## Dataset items
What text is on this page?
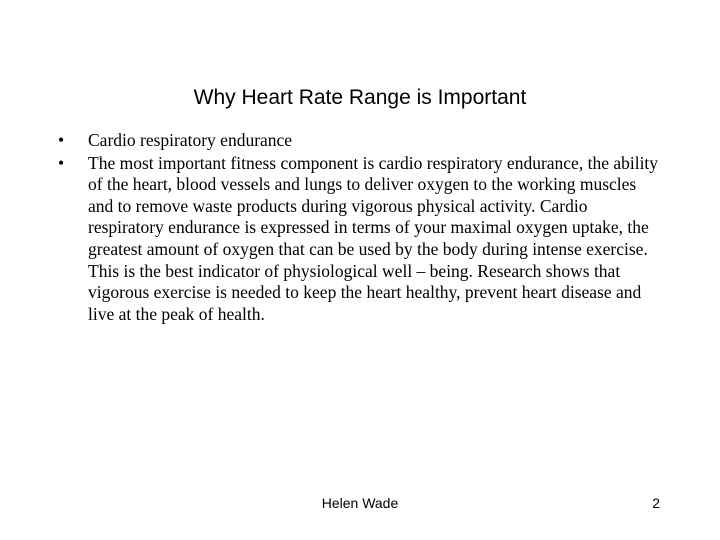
Why Heart Rate Range is Important
•	Cardio respiratory endurance
•	The most important fitness component is cardio respiratory endurance, the ability of the heart, blood vessels and lungs to deliver oxygen to the working muscles and to remove waste products during vigorous physical activity. Cardio respiratory endurance is expressed in terms of your maximal oxygen uptake, the greatest amount of oxygen that can be used by the body during intense exercise. This is the best indicator of physiological well – being. Research shows that vigorous exercise is needed to keep the heart healthy, prevent heart disease and live at the peak of health.
Helen Wade	2
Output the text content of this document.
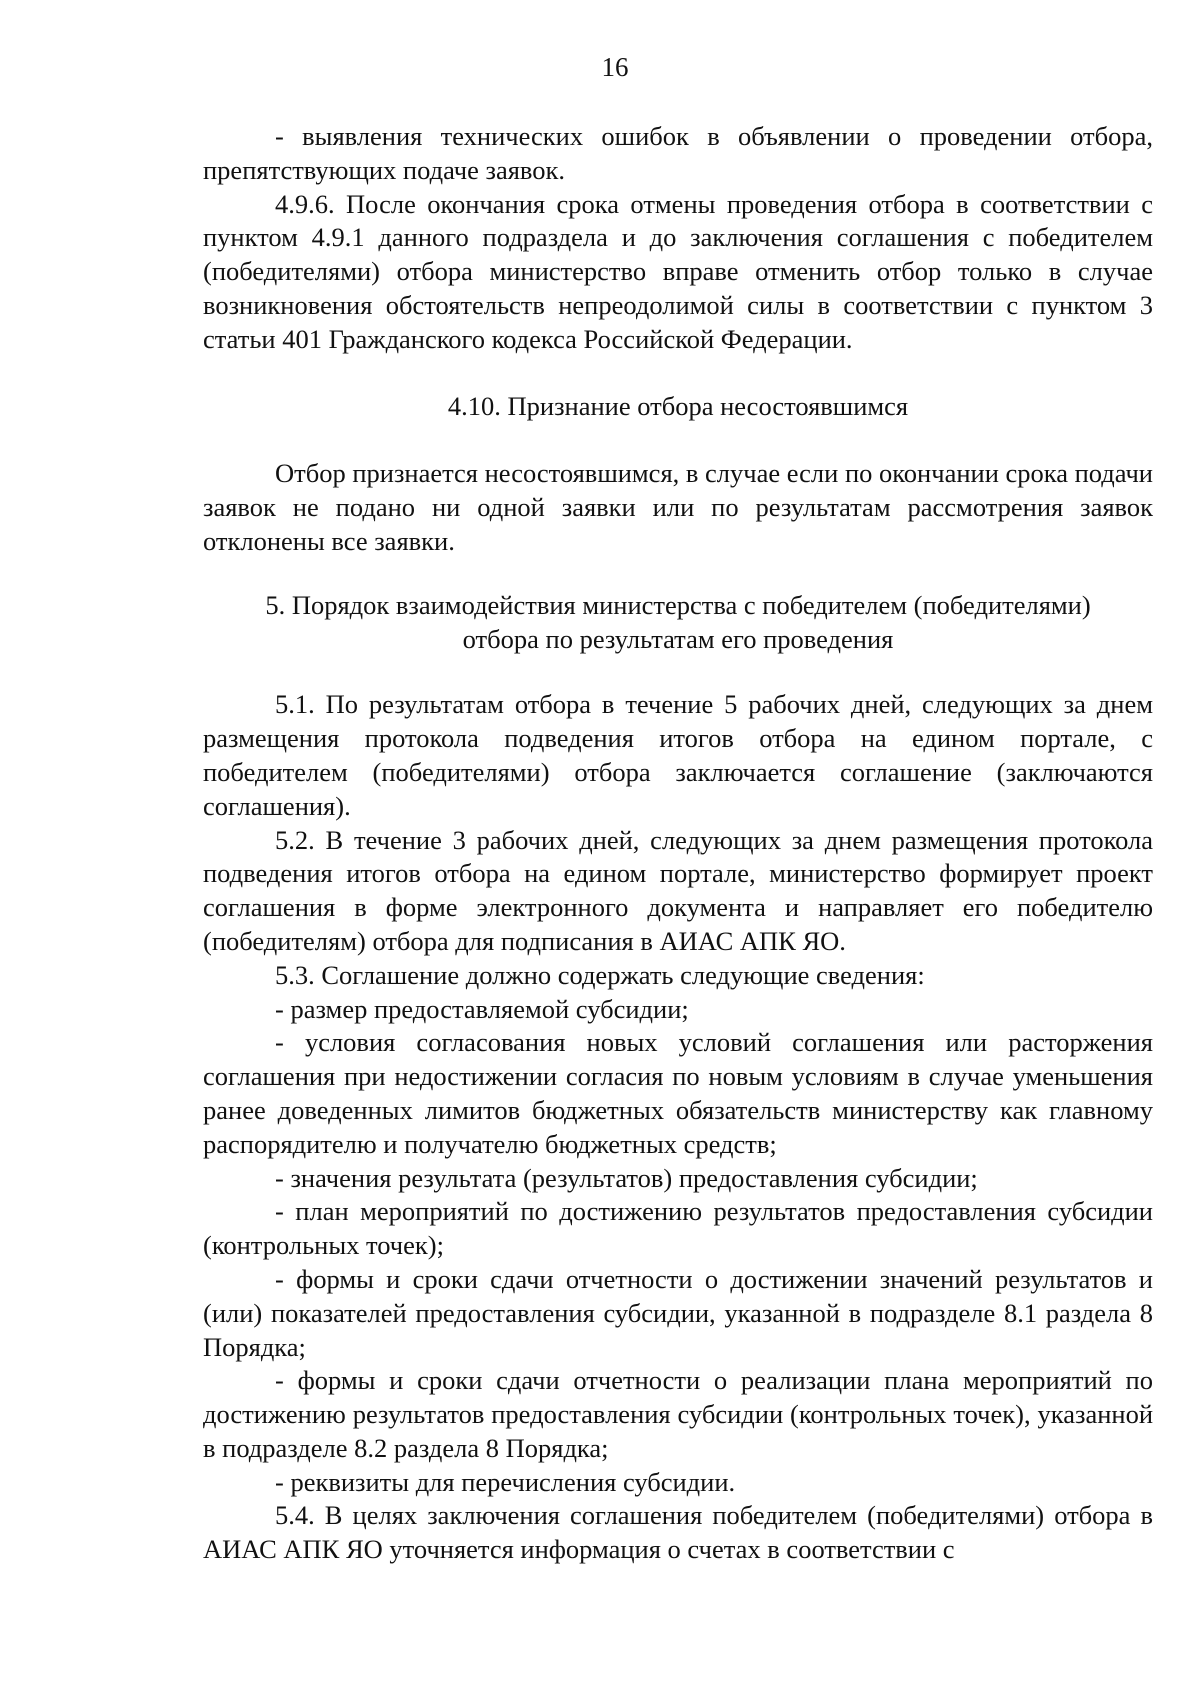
16

- выявления технических ошибок в объявлении о проведении отбора, препятствующих подаче заявок.

4.9.6. После окончания срока отмены проведения отбора в соответствии с пунктом 4.9.1 данного подраздела и до заключения соглашения с победителем (победителями) отбора министерство вправе отменить отбор только в случае возникновения обстоятельств непреодолимой силы в соответствии с пунктом 3 статьи 401 Гражданского кодекса Российской Федерации.

4.10. Признание отбора несостоявшимся

Отбор признается несостоявшимся, в случае если по окончании срока подачи заявок не подано ни одной заявки или по результатам рассмотрения заявок отклонены все заявки.

5. Порядок взаимодействия министерства с победителем (победителями)

отбора по результатам его проведения

5.1. По результатам отбора в течение 5 рабочих дней, следующих за днем размещения протокола подведения итогов отбора на едином портале, с победителем (победителями) отбора заключается соглашение (заключаются соглашения).

5.2. В течение 3 рабочих дней, следующих за днем размещения протокола подведения итогов отбора на едином портале, министерство формирует проект соглашения в форме электронного документа и направляет его победителю (победителям) отбора для подписания в АИАС АПК ЯО.

5.3. Соглашение должно содержать следующие сведения:

- размер предоставляемой субсидии;

- условия согласования новых условий соглашения или расторжения соглашения при недостижении согласия по новым условиям в случае уменьшения ранее доведенных лимитов бюджетных обязательств министерству как главному распорядителю и получателю бюджетных средств;

- значения результата (результатов) предоставления субсидии;

- план мероприятий по достижению результатов предоставления субсидии (контрольных точек);

- формы и сроки сдачи отчетности о достижении значений результатов и (или) показателей предоставления субсидии, указанной в подразделе 8.1 раздела 8 Порядка;

- формы и сроки сдачи отчетности о реализации плана мероприятий по достижению результатов предоставления субсидии (контрольных точек), указанной в подразделе 8.2 раздела 8 Порядка;

- реквизиты для перечисления субсидии.

5.4. В целях заключения соглашения победителем (победителями) отбора в АИАС АПК ЯО уточняется информация о счетах в соответствии с
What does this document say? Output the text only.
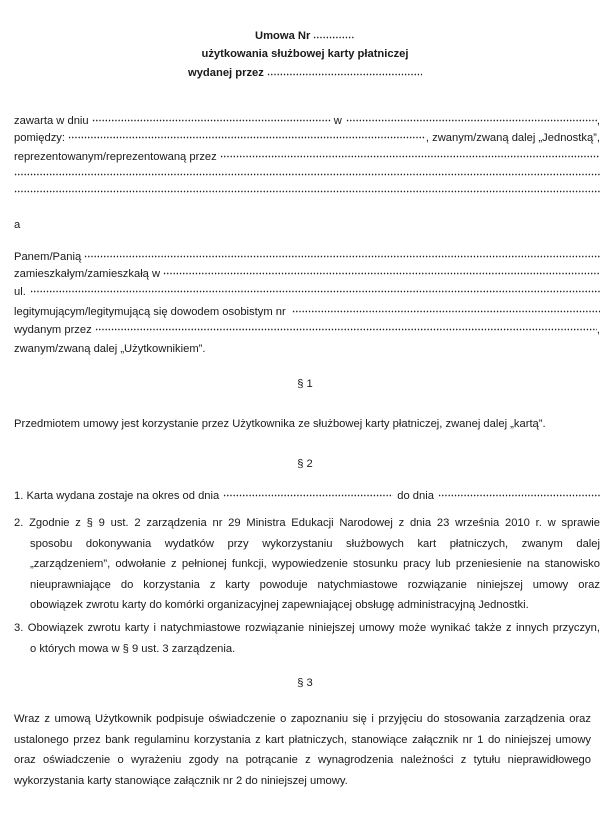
Umowa Nr
użytkowania służbowej karty płatniczej
wydanej przez
zawarta w dniu	w	,
pomiędzy:	, zwanym/zwaną dalej „Jednostką”,
reprezentowanym/reprezentowaną przez
a
Panem/Panią
zamieszkałym/zamieszkałą w
ul.
legitymującym/legitymującą się dowodem osobistym nr
wydanym przez	,
zwanym/zwaną dalej „Użytkownikiem”.
§ 1
Przedmiotem umowy jest korzystanie przez Użytkownika ze służbowej karty płatniczej, zwanej dalej „kartą”.
§ 2
1. Karta wydana zostaje na okres od dnia	do dnia
2. Zgodnie z § 9 ust. 2 zarządzenia nr 29 Ministra Edukacji Narodowej z dnia 23 września 2010 r. w sprawie
sposobu dokonywania wydatków przy wykorzystaniu służbowych kart płatniczych, zwanym dalej
„zarządzeniem”, odwołanie z pełnionej funkcji, wypowiedzenie stosunku pracy lub przeniesienie na stanowisko
nieuprawniające do korzystania z karty powoduje natychmiastowe rozwiązanie niniejszej umowy oraz
obowiązek zwrotu karty do komórki organizacyjnej zapewniającej obsługę administracyjną Jednostki.
3. Obowiązek zwrotu karty i natychmiastowe rozwiązanie niniejszej umowy może wynikać także z innych przyczyn,
o których mowa w § 9 ust. 3 zarządzenia.
§ 3
Wraz z umową Użytkownik podpisuje oświadczenie o zapoznaniu się i przyjęciu do stosowania zarządzenia oraz
ustalonego przez bank regulaminu korzystania z kart płatniczych, stanowiące załącznik nr 1 do niniejszej umowy
oraz oświadczenie o wyrażeniu zgody na potrącanie z wynagrodzenia należności z tytułu nieprawidłowego
wykorzystania karty stanowiące załącznik nr 2 do niniejszej umowy.
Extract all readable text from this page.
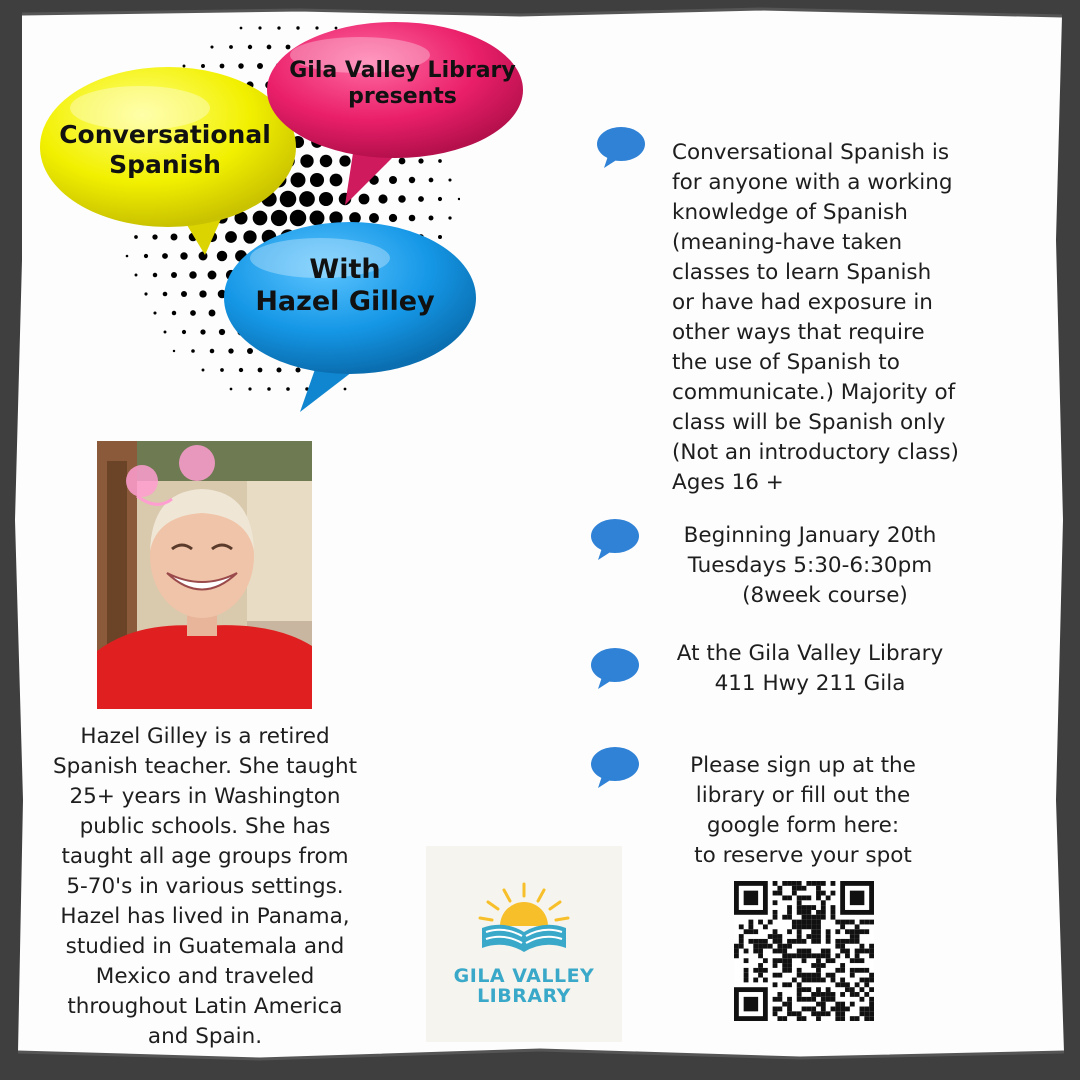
Conversational
Spanish
Gila Valley Library
presents
With
Hazel Gilley
Hazel Gilley is a retired
Spanish teacher. She taught
25+ years in Washington
public schools. She has
taught all age groups from
5-70's in various settings.
Hazel has lived in Panama,
studied in Guatemala and
Mexico and traveled
throughout Latin America
and Spain.
Conversational Spanish is
for anyone with a working
knowledge of Spanish
(meaning-have taken
classes to learn Spanish
or have had exposure in
other ways that require
the use of Spanish to
communicate.) Majority of
class will be Spanish only
(Not an introductory class)
Ages 16 +
Beginning January 20th
Tuesdays 5:30-6:30pm
(8week course)
At the Gila Valley Library
411 Hwy 211 Gila
Please sign up at the
library or fill out the
google form here:
to reserve your spot
GILA VALLEY
LIBRARY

## Directive
Reproduce all entries exactly. Pictures do not belong in the copy.

## The solution
What text is on this page?
Why Heart Rate Range is Important
•	Cardio respiratory endurance
•	The most important fitness component is cardio respiratory endurance, the ability of the heart, blood vessels and lungs to deliver oxygen to the working muscles and to remove waste products during vigorous physical activity. Cardio respiratory endurance is expressed in terms of your maximal oxygen uptake, the greatest amount of oxygen that can be used by the body during intense exercise. This is the best indicator of physiological well – being. Research shows that vigorous exercise is needed to keep the heart healthy, prevent heart disease and live at the peak of health.
Helen Wade	2
Output the text content of this document.
16

- выявления технических ошибок в объявлении о проведении отбора, препятствующих подаче заявок.

4.9.6. После окончания срока отмены проведения отбора в соответствии с пунктом 4.9.1 данного подраздела и до заключения соглашения с победителем (победителями) отбора министерство вправе отменить отбор только в случае возникновения обстоятельств непреодолимой силы в соответствии с пунктом 3 статьи 401 Гражданского кодекса Российской Федерации.

4.10. Признание отбора несостоявшимся

Отбор признается несостоявшимся, в случае если по окончании срока подачи заявок не подано ни одной заявки или по результатам рассмотрения заявок отклонены все заявки.

5. Порядок взаимодействия министерства с победителем (победителями)

отбора по результатам его проведения

5.1. По результатам отбора в течение 5 рабочих дней, следующих за днем размещения протокола подведения итогов отбора на едином портале, с победителем (победителями) отбора заключается соглашение (заключаются соглашения).

5.2. В течение 3 рабочих дней, следующих за днем размещения протокола подведения итогов отбора на едином портале, министерство формирует проект соглашения в форме электронного документа и направляет его победителю (победителям) отбора для подписания в АИАС АПК ЯО.

5.3. Соглашение должно содержать следующие сведения:

- размер предоставляемой субсидии;

- условия согласования новых условий соглашения или расторжения соглашения при недостижении согласия по новым условиям в случае уменьшения ранее доведенных лимитов бюджетных обязательств министерству как главному распорядителю и получателю бюджетных средств;

- значения результата (результатов) предоставления субсидии;

- план мероприятий по достижению результатов предоставления субсидии (контрольных точек);

- формы и сроки сдачи отчетности о достижении значений результатов и (или) показателей предоставления субсидии, указанной в подразделе 8.1 раздела 8 Порядка;

- формы и сроки сдачи отчетности о реализации плана мероприятий по достижению результатов предоставления субсидии (контрольных точек), указанной в подразделе 8.2 раздела 8 Порядка;

- реквизиты для перечисления субсидии.

5.4. В целях заключения соглашения победителем (победителями) отбора в АИАС АПК ЯО уточняется информация о счетах в соответствии с
What does this document say? Output the text only.
Umowa Nr
użytkowania służbowej karty płatniczej
wydanej przez
zawarta w dniu	w	,
pomiędzy:	, zwanym/zwaną dalej „Jednostką”,
reprezentowanym/reprezentowaną przez
a
Panem/Panią
zamieszkałym/zamieszkałą w
ul.
legitymującym/legitymującą się dowodem osobistym nr
wydanym przez	,
zwanym/zwaną dalej „Użytkownikiem”.
§ 1
Przedmiotem umowy jest korzystanie przez Użytkownika ze służbowej karty płatniczej, zwanej dalej „kartą”.
§ 2
1. Karta wydana zostaje na okres od dnia	do dnia
2. Zgodnie z § 9 ust. 2 zarządzenia nr 29 Ministra Edukacji Narodowej z dnia 23 września 2010 r. w sprawie
sposobu dokonywania wydatków przy wykorzystaniu służbowych kart płatniczych, zwanym dalej
„zarządzeniem”, odwołanie z pełnionej funkcji, wypowiedzenie stosunku pracy lub przeniesienie na stanowisko
nieuprawniające do korzystania z karty powoduje natychmiastowe rozwiązanie niniejszej umowy oraz
obowiązek zwrotu karty do komórki organizacyjnej zapewniającej obsługę administracyjną Jednostki.
3. Obowiązek zwrotu karty i natychmiastowe rozwiązanie niniejszej umowy może wynikać także z innych przyczyn,
o których mowa w § 9 ust. 3 zarządzenia.
§ 3
Wraz z umową Użytkownik podpisuje oświadczenie o zapoznaniu się i przyjęciu do stosowania zarządzenia oraz
ustalonego przez bank regulaminu korzystania z kart płatniczych, stanowiące załącznik nr 1 do niniejszej umowy
oraz oświadczenie o wyrażeniu zgody na potrącanie z wynagrodzenia należności z tytułu nieprawidłowego
wykorzystania karty stanowiące załącznik nr 2 do niniejszej umowy.
Extract all readable text from this page.
Conversational
Spanish
Gila Valley Library
presents
With
Hazel Gilley
Hazel Gilley is a retired
Spanish teacher. She taught
25+ years in Washington
public schools. She has
taught all age groups from
5-70's in various settings.
Hazel has lived in Panama,
studied in Guatemala and
Mexico and traveled
throughout Latin America
and Spain.
Conversational Spanish is
for anyone with a working
knowledge of Spanish
(meaning-have taken
classes to learn Spanish
or have had exposure in
other ways that require
the use of Spanish to
communicate.) Majority of
class will be Spanish only
(Not an introductory class)
Ages 16 +
Beginning January 20th
Tuesdays 5:30-6:30pm
(8week course)
At the Gila Valley Library
411 Hwy 211 Gila
Please sign up at the
library or fill out the
google form here:
to reserve your spot
GILA VALLEY
LIBRARY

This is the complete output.